[Aim]
Go through the listing beneath this task and return every line that carries the string "Business".

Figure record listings
******
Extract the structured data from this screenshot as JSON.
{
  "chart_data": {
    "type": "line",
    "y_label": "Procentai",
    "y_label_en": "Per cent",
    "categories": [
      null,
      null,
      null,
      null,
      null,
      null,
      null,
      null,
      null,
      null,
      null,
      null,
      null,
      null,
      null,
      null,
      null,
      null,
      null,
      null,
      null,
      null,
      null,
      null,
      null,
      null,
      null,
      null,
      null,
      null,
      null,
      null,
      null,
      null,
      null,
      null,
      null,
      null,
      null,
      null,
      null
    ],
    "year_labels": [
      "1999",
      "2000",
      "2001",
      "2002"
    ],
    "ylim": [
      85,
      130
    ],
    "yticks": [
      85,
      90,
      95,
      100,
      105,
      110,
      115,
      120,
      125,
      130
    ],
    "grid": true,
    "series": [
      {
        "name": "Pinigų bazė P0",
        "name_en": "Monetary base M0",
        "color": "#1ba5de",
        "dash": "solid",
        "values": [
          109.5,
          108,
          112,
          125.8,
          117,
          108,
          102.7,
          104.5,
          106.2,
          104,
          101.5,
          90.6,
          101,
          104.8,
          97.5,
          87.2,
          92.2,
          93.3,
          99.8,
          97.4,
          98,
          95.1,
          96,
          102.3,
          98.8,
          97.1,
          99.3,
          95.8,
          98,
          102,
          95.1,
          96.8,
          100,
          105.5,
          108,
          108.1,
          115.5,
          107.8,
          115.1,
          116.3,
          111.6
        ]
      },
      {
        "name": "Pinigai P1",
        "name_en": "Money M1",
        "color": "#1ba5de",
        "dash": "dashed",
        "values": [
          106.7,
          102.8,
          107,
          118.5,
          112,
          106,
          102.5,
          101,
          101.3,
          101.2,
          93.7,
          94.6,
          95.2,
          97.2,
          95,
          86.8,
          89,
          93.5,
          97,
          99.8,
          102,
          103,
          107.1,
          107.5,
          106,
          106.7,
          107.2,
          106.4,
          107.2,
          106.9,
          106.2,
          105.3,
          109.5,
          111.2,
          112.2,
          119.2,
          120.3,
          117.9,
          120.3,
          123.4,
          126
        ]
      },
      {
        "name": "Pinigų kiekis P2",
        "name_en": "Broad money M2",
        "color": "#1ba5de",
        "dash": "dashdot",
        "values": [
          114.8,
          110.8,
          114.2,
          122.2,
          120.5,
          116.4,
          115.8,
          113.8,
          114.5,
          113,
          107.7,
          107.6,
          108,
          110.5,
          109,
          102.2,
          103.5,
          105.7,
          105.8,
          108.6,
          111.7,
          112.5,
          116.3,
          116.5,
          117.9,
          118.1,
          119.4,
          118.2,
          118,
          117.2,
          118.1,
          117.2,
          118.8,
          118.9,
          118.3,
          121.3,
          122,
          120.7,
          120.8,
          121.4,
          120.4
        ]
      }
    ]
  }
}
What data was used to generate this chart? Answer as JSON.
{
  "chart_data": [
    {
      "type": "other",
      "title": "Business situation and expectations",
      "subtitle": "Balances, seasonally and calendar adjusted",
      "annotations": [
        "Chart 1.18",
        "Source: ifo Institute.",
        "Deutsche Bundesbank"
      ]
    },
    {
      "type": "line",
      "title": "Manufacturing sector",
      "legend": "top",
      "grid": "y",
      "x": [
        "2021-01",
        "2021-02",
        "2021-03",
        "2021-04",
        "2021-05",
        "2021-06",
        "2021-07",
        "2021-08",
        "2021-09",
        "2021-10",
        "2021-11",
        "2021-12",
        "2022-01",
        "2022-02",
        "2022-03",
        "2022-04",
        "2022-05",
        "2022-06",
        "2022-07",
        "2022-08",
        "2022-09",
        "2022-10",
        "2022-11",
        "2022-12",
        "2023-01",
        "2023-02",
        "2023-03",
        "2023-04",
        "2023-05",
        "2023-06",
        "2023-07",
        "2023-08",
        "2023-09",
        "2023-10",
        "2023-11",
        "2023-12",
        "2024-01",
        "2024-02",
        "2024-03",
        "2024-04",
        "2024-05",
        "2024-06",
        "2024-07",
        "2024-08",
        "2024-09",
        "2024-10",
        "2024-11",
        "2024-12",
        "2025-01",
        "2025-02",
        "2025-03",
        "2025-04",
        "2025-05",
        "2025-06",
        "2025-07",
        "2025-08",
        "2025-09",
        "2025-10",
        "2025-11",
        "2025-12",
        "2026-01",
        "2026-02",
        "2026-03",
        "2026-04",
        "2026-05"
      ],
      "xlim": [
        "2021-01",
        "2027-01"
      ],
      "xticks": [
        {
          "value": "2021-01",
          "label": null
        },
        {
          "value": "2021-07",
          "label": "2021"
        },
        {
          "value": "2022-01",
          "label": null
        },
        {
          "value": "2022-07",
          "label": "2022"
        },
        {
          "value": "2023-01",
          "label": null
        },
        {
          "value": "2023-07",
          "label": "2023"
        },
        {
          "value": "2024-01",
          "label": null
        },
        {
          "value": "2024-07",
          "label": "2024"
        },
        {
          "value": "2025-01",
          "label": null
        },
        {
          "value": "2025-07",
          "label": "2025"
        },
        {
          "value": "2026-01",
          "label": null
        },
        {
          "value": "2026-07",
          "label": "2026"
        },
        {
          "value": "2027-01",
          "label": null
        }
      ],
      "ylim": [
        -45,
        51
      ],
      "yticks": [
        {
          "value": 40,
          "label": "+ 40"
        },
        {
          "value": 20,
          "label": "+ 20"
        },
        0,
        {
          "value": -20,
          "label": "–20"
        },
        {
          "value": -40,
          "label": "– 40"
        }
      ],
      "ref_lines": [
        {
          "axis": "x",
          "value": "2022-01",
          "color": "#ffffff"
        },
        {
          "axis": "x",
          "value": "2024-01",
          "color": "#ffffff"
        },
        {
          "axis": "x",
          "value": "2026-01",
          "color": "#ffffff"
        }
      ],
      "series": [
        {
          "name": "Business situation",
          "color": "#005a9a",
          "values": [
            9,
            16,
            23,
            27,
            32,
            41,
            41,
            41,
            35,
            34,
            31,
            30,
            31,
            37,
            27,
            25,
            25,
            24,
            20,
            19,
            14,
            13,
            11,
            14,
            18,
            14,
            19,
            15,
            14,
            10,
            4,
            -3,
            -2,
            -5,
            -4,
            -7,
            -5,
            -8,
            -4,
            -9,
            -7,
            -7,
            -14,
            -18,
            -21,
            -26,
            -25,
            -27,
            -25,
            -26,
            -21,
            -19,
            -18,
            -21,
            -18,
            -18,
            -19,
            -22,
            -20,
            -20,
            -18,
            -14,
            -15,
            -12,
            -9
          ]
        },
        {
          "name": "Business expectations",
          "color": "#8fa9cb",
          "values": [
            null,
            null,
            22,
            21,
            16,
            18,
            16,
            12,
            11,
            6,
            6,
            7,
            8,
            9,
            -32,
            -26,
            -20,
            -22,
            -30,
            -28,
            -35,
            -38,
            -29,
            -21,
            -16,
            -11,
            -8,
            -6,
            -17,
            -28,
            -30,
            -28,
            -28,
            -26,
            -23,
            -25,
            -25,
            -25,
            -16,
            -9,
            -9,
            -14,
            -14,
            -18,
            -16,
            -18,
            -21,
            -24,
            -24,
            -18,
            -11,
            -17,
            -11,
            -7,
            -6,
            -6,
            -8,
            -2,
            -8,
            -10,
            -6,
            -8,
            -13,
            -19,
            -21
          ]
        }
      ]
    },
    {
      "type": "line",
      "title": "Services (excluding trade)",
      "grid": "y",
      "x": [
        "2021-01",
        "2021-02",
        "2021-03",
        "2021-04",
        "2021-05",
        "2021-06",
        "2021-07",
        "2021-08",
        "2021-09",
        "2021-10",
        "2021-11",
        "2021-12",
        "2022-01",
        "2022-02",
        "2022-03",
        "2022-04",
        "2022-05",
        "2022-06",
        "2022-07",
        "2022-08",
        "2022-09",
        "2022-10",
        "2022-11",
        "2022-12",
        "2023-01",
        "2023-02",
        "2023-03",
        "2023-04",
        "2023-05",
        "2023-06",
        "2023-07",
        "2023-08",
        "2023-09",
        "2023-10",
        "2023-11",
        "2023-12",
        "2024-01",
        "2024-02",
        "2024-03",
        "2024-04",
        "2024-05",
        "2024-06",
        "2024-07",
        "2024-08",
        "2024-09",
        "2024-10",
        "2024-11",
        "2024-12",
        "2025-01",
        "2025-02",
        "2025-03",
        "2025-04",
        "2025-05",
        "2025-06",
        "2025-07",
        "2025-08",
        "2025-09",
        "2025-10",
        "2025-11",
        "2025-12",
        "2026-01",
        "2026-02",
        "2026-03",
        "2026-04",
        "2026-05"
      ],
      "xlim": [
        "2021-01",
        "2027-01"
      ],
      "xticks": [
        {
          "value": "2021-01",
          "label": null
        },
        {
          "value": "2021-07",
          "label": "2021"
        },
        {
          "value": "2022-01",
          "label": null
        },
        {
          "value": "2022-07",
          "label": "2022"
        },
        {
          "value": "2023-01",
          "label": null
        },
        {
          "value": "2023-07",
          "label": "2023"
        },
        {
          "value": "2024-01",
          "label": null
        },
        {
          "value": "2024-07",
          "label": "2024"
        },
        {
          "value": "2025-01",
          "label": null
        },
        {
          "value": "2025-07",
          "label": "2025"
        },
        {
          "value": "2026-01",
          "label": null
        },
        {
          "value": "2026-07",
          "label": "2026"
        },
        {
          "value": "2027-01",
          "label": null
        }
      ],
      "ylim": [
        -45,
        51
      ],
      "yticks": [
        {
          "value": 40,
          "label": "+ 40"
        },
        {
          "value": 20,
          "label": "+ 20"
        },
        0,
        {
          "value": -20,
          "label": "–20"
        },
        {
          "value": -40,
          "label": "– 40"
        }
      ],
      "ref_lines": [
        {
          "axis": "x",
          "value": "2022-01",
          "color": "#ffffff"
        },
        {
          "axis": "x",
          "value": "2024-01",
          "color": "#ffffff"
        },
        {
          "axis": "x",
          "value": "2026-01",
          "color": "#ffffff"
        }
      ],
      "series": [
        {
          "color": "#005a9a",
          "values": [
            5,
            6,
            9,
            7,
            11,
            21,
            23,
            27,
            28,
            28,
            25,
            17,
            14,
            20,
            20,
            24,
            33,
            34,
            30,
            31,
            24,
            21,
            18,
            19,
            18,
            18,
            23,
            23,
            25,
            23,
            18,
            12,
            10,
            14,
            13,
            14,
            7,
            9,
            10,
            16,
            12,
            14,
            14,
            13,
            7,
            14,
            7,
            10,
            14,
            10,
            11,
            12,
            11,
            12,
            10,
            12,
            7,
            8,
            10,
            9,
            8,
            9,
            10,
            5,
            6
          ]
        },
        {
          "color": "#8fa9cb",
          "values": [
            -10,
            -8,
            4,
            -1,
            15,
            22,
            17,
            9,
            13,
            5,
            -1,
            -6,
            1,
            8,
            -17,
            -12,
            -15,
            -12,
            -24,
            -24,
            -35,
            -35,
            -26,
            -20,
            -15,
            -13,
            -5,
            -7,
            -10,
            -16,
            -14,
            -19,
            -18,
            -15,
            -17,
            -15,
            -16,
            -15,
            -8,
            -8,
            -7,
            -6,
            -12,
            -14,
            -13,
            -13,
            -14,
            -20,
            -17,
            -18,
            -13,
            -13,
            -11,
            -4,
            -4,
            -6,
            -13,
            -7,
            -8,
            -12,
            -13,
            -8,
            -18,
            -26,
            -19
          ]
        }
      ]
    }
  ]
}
******
[Answer to the problem]
      "title": "Business situation and expectations",
          "name": "Business situation",
          "name": "Business expectations",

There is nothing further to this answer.